## Problem to work on
Review the material line by line. Identify and copy every line that contains the string "SDTVAR".

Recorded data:

* * * * *

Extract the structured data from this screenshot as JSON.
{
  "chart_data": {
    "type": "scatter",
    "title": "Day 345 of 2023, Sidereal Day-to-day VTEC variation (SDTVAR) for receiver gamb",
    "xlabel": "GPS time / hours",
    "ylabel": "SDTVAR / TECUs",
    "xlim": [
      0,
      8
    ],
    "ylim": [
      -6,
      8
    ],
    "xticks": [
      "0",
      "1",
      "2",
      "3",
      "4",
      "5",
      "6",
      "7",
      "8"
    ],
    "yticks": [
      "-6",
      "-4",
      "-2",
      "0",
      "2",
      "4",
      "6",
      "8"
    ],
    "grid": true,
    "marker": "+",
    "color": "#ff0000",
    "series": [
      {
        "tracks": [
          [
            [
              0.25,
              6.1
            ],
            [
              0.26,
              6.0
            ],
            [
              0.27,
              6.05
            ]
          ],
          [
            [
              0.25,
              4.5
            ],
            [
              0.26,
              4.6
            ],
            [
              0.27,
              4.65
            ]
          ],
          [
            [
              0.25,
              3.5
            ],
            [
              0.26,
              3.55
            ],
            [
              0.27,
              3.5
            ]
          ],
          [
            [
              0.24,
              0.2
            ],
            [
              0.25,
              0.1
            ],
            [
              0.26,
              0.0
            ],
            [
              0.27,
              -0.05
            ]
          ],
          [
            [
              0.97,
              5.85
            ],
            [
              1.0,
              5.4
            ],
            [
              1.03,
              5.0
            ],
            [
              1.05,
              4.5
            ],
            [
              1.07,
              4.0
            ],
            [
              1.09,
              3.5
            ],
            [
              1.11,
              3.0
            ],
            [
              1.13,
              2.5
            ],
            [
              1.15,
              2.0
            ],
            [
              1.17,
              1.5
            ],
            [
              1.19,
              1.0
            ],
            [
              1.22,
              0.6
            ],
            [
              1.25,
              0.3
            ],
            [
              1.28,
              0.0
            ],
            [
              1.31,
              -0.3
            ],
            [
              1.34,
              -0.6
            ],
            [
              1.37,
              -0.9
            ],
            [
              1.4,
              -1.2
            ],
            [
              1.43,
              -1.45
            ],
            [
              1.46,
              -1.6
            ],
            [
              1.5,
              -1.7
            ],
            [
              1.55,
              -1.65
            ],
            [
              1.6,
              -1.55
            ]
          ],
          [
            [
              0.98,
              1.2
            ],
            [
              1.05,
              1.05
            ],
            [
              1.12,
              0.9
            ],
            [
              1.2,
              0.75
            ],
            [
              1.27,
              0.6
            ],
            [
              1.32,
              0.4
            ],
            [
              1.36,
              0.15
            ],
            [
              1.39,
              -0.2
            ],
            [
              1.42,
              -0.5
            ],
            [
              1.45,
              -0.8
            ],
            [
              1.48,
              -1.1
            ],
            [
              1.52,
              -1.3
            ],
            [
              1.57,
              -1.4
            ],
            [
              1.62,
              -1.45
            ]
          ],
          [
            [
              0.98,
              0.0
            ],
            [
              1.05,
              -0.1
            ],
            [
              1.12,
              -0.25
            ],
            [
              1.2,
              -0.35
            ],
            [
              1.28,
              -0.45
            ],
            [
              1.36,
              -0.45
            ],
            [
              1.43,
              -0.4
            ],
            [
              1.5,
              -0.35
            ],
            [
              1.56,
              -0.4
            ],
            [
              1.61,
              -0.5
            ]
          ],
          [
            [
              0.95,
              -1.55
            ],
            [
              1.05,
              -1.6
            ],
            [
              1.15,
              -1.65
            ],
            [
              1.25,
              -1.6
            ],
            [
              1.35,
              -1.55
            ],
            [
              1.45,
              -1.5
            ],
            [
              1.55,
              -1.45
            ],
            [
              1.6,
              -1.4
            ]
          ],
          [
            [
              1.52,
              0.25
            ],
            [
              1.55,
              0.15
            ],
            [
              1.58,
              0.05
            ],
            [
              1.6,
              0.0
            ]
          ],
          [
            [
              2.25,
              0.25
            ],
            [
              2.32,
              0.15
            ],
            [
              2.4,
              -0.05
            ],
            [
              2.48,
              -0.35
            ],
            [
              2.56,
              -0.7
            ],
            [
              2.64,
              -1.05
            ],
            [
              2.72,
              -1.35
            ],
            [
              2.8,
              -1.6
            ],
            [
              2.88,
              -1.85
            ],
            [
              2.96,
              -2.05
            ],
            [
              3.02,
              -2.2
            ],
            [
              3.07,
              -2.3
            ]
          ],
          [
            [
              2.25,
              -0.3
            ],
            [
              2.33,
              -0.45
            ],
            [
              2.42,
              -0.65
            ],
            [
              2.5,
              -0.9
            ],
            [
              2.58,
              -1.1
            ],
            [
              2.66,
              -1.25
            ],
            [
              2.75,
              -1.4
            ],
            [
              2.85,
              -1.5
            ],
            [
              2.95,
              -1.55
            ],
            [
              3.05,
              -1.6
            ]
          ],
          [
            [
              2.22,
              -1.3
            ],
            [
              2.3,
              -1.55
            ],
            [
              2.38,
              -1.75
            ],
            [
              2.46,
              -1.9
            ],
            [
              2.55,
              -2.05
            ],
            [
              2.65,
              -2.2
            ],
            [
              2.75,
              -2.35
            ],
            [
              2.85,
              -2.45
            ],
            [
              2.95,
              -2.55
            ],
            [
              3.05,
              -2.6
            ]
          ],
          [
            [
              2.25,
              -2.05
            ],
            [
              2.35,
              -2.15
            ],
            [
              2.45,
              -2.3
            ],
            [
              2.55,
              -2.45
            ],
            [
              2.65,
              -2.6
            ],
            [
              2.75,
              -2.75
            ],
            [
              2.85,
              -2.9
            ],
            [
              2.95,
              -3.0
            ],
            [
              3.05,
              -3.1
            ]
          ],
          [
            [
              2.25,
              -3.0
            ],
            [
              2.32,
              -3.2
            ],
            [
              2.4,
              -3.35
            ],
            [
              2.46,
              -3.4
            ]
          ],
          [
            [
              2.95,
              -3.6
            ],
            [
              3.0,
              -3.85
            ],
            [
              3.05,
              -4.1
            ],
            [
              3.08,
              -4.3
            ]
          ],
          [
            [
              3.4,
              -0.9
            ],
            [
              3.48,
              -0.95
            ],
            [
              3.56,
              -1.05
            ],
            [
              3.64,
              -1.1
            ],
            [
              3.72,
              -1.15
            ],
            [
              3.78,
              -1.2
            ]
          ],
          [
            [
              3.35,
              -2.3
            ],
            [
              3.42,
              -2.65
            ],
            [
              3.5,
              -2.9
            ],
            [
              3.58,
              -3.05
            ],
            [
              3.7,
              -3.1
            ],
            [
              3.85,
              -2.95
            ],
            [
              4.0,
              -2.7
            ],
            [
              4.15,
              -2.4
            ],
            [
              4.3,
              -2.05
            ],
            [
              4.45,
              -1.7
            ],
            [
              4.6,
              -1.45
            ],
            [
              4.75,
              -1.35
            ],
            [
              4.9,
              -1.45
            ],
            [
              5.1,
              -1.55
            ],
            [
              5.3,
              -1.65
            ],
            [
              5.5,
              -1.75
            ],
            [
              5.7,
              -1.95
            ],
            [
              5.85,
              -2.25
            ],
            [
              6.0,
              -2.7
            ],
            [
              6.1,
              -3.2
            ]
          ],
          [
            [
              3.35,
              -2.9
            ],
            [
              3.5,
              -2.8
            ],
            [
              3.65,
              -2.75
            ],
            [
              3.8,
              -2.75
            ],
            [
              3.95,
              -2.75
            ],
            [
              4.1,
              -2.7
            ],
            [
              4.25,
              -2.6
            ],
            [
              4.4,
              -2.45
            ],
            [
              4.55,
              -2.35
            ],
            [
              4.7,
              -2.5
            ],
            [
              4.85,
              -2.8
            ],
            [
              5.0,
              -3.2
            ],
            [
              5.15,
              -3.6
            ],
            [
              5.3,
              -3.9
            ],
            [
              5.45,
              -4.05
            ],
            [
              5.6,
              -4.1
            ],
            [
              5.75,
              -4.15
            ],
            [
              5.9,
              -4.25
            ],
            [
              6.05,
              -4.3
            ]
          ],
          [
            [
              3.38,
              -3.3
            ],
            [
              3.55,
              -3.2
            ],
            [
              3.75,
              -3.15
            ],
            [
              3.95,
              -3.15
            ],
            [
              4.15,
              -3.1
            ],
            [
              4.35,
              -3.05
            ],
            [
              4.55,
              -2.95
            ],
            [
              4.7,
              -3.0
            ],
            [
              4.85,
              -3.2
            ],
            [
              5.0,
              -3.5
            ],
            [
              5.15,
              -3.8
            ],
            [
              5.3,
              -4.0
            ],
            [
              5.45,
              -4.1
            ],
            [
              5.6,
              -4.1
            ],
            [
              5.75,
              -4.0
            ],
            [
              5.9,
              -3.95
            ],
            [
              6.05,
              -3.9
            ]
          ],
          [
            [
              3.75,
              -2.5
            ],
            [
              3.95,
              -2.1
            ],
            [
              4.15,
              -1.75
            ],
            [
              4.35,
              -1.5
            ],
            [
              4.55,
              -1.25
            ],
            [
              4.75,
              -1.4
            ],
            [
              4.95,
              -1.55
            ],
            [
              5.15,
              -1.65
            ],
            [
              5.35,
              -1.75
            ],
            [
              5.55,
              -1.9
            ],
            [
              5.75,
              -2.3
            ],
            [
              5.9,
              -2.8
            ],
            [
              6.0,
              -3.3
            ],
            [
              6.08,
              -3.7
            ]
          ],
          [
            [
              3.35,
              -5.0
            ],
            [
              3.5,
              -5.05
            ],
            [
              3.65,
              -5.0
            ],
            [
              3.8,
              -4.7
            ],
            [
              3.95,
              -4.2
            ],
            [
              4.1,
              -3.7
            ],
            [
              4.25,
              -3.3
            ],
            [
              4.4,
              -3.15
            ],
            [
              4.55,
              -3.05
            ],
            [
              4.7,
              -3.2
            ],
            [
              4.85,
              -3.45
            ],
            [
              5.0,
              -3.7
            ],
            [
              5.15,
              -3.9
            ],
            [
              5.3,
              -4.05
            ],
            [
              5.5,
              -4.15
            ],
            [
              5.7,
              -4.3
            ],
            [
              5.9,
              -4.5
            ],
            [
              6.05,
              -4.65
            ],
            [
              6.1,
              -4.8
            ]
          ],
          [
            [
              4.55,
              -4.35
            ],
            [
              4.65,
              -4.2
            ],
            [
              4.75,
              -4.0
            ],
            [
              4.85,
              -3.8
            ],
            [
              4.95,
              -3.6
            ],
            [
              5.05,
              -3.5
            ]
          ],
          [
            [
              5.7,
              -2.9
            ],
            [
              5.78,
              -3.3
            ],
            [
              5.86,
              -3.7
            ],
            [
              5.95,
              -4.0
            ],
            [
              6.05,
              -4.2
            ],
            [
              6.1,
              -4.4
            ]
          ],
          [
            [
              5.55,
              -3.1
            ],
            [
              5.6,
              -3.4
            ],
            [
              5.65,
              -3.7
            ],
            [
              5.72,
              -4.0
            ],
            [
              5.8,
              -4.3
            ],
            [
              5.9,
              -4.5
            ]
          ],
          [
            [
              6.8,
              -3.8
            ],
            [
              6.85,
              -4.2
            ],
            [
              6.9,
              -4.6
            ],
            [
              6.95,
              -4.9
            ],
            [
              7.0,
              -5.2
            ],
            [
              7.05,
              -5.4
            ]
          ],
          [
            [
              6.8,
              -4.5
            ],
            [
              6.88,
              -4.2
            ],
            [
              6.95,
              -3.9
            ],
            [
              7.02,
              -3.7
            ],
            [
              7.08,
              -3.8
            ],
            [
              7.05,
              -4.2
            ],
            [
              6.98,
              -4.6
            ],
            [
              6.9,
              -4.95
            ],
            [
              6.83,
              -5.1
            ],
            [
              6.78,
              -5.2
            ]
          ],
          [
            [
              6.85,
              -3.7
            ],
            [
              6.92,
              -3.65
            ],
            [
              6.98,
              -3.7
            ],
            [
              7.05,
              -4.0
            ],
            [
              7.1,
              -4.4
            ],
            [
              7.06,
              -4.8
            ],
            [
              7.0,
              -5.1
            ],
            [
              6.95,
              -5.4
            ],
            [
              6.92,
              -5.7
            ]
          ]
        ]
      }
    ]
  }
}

* * * * *

## Solution to the exercise
    "title": "Day 345 of 2023, Sidereal Day-to-day VTEC variation (SDTVAR) for receiver gamb",
    "ylabel": "SDTVAR / TECUs",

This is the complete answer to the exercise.